SHORT PROBLEM: Pick every line with "JSON" from the material below.

#####

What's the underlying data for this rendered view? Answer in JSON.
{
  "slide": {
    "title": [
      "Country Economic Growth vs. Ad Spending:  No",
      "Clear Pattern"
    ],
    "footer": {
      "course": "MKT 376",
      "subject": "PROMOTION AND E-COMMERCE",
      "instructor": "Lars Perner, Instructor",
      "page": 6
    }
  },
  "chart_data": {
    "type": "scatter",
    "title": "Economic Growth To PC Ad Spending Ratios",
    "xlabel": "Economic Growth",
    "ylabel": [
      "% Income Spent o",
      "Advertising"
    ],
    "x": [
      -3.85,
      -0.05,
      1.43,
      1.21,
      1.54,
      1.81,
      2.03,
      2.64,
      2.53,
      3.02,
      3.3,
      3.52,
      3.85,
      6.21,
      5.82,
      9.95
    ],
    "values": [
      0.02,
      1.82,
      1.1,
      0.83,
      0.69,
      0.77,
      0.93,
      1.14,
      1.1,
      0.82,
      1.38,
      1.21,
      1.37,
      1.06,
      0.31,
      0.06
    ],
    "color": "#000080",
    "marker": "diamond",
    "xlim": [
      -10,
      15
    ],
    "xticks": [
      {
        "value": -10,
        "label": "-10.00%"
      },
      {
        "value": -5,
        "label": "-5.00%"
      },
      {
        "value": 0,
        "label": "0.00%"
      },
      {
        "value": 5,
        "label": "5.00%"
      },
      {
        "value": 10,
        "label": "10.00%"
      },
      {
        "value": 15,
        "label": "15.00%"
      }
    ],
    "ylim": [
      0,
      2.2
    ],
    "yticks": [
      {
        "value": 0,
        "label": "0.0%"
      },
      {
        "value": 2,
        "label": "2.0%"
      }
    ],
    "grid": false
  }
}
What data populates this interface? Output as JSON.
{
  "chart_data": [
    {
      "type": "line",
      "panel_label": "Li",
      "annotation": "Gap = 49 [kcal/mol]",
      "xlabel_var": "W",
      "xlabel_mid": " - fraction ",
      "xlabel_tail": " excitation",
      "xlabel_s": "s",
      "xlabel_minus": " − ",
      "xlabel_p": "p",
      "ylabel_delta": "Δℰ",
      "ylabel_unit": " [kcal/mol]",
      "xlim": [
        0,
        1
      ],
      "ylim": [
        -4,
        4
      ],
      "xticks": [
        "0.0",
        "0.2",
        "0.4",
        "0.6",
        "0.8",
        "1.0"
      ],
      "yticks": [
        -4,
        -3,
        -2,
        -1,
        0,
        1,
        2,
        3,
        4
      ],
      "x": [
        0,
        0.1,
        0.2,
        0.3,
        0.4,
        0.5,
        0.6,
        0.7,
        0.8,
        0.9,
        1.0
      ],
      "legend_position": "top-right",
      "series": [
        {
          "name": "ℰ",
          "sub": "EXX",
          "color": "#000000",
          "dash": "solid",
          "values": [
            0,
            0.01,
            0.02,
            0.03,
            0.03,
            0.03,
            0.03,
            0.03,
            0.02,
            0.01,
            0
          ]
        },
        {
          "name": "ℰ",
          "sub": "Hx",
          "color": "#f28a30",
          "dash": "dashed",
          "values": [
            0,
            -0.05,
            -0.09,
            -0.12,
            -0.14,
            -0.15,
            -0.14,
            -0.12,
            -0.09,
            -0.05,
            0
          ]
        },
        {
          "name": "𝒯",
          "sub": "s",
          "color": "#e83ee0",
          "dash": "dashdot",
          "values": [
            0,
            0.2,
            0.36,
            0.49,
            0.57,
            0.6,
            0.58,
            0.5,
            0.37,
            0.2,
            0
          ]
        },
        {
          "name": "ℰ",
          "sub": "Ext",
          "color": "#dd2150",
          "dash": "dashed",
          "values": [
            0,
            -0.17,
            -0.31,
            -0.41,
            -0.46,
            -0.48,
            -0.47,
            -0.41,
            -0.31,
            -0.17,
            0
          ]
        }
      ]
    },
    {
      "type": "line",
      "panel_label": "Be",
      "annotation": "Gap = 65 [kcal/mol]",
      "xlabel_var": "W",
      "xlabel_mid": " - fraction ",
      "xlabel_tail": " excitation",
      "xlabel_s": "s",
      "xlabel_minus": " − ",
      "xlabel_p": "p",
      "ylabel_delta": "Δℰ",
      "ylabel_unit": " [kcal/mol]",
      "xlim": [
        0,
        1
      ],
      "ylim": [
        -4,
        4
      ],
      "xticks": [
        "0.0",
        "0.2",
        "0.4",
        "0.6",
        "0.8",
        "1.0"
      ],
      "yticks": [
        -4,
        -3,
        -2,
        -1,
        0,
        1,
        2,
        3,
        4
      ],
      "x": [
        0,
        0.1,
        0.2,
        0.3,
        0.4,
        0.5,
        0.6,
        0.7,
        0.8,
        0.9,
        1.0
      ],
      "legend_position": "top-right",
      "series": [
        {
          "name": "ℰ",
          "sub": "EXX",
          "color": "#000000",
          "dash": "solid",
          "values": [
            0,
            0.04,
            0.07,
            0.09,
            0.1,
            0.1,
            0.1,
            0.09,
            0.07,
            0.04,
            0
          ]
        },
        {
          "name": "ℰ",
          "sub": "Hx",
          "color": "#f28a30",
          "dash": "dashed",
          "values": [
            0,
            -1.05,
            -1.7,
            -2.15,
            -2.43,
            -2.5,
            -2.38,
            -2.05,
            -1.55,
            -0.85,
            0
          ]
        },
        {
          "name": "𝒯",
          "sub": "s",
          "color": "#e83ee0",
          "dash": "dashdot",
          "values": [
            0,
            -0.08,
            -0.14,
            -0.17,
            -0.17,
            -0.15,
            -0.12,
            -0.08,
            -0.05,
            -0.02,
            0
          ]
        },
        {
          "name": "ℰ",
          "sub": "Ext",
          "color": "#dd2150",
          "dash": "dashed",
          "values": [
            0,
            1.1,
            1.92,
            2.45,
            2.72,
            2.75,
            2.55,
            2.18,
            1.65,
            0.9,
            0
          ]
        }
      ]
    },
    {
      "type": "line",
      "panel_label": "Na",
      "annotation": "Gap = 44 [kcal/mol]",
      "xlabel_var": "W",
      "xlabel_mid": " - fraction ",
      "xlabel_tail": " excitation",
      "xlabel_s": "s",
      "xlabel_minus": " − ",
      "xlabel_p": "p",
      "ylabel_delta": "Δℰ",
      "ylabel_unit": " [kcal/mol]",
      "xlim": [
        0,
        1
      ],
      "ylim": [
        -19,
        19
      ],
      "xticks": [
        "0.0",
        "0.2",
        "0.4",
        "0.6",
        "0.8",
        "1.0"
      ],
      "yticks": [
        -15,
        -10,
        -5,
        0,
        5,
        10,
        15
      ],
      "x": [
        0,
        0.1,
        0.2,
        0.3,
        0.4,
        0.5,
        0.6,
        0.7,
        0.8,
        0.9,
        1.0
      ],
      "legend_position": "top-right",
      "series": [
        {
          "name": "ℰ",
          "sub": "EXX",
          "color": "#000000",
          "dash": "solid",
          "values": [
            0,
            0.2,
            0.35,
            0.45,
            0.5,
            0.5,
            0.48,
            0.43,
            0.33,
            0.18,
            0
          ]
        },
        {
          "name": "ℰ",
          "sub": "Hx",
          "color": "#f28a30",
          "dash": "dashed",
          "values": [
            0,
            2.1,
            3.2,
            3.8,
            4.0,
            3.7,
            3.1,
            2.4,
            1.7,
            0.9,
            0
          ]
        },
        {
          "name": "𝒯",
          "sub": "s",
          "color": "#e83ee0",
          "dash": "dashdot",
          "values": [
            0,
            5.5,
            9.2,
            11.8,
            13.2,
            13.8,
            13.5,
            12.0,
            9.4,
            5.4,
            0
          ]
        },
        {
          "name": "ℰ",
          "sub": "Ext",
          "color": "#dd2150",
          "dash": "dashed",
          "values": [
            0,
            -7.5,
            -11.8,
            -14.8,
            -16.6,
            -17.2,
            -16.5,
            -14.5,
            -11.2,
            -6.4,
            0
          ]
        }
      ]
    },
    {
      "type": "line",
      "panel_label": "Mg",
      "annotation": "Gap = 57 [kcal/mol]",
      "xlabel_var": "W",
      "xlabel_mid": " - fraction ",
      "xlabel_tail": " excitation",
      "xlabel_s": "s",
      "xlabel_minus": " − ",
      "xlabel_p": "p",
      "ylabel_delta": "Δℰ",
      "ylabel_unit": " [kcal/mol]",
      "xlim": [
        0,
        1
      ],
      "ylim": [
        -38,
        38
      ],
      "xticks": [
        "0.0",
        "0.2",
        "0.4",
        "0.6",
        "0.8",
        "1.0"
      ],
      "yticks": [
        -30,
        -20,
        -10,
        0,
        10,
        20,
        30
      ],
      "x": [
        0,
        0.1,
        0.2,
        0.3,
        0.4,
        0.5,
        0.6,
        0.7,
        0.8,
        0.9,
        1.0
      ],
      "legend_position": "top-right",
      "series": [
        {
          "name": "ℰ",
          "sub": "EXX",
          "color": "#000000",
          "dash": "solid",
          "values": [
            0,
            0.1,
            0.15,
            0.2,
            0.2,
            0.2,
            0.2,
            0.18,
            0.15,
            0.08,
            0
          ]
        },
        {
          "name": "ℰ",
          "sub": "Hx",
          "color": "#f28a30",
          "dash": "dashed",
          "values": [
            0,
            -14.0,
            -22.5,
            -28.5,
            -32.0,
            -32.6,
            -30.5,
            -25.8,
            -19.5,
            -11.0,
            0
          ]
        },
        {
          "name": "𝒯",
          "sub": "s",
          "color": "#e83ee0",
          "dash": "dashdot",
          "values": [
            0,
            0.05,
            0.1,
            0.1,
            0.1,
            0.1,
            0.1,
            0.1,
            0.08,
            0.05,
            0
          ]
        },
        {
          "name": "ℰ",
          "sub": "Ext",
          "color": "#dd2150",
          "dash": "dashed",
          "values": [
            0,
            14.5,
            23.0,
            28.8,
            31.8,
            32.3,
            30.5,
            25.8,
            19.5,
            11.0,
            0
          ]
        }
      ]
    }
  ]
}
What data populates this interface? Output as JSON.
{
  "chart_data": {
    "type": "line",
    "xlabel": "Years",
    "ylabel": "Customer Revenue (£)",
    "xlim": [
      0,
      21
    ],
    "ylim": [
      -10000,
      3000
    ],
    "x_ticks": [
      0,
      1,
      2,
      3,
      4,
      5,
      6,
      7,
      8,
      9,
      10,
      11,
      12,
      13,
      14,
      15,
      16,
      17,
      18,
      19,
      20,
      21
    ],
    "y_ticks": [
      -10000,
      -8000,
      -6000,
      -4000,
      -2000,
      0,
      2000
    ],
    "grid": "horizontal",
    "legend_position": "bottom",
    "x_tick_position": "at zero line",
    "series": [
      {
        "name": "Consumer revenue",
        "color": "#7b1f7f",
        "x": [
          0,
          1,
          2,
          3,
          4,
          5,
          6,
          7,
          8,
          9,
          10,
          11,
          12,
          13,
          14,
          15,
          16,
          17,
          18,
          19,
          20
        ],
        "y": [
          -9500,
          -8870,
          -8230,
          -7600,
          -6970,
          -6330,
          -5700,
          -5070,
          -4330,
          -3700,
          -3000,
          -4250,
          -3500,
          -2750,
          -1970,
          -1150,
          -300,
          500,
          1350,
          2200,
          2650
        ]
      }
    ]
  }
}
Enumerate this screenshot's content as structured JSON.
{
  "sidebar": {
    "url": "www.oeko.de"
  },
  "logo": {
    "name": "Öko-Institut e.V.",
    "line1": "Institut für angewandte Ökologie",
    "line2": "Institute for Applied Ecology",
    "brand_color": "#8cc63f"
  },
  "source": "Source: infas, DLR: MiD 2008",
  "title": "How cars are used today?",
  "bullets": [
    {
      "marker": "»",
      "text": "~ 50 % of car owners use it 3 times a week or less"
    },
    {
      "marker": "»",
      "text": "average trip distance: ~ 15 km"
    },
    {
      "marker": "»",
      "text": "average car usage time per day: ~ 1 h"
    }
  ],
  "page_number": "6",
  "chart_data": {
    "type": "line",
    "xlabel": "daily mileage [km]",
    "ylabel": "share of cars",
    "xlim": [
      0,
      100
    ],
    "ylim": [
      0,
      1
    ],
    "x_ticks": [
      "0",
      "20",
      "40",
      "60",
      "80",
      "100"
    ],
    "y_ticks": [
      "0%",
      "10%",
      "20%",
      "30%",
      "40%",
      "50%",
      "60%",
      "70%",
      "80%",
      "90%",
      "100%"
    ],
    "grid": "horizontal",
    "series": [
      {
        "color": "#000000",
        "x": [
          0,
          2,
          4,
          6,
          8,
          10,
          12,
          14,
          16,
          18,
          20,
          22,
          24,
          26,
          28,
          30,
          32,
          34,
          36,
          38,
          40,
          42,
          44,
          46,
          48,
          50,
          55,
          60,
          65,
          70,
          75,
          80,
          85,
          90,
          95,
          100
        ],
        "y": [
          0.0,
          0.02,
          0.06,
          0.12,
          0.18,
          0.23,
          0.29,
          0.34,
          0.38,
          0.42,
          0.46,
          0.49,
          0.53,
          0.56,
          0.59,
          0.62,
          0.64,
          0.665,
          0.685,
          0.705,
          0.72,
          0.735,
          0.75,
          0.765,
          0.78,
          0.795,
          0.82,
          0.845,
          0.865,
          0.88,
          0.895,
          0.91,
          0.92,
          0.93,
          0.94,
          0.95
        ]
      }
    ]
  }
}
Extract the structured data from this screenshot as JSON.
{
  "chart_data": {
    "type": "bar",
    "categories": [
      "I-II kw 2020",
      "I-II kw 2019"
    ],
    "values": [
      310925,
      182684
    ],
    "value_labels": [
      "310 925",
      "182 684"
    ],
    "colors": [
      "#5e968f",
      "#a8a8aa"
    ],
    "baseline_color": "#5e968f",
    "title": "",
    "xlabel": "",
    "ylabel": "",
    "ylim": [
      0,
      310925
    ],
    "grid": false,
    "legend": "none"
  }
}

#####

EXERCISE ANSWER:
What's the underlying data for this rendered view? Answer in JSON.
What data populates this interface? Output as JSON.
What data populates this interface? Output as JSON.
Enumerate this screenshot's content as structured JSON.
Extract the structured data from this screenshot as JSON.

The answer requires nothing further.